▶ WHAT IS REQUIRED: From the listing below, pull out every line where the string "screenshot" appears.
>>>>
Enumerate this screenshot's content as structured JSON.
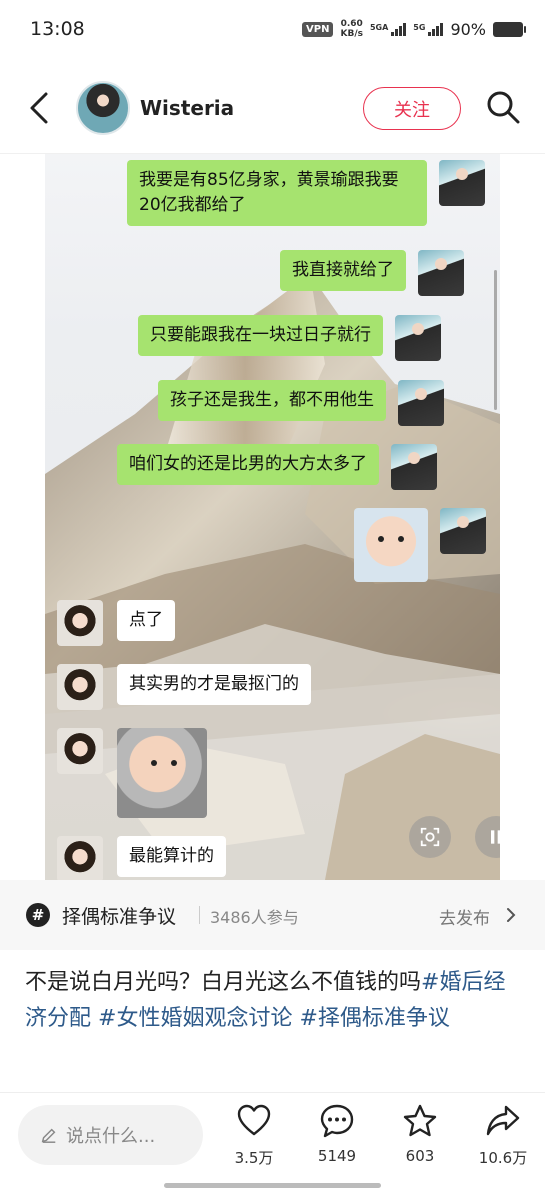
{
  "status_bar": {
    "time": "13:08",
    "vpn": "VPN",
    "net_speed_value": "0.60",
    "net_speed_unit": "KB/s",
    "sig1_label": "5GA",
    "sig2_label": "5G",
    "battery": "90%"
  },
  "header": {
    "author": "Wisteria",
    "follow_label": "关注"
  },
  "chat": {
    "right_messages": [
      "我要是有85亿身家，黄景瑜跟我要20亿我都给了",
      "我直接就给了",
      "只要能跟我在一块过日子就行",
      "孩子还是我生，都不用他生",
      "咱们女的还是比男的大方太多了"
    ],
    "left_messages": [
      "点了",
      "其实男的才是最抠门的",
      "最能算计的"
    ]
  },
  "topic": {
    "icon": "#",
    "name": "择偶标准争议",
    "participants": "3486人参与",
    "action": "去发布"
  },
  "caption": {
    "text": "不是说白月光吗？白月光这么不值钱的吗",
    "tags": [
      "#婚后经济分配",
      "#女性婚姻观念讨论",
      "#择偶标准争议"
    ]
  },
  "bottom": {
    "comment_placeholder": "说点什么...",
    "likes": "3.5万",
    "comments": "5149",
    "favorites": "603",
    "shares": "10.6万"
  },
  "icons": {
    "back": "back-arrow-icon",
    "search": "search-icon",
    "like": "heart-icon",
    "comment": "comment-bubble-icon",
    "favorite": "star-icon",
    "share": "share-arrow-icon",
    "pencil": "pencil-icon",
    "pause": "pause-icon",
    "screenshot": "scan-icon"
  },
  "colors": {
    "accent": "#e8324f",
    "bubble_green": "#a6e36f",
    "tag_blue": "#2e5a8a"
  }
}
<<<<
▶ FINISHED TASK:
Enumerate this screenshot's content as structured JSON.
    "screenshot": "scan-icon"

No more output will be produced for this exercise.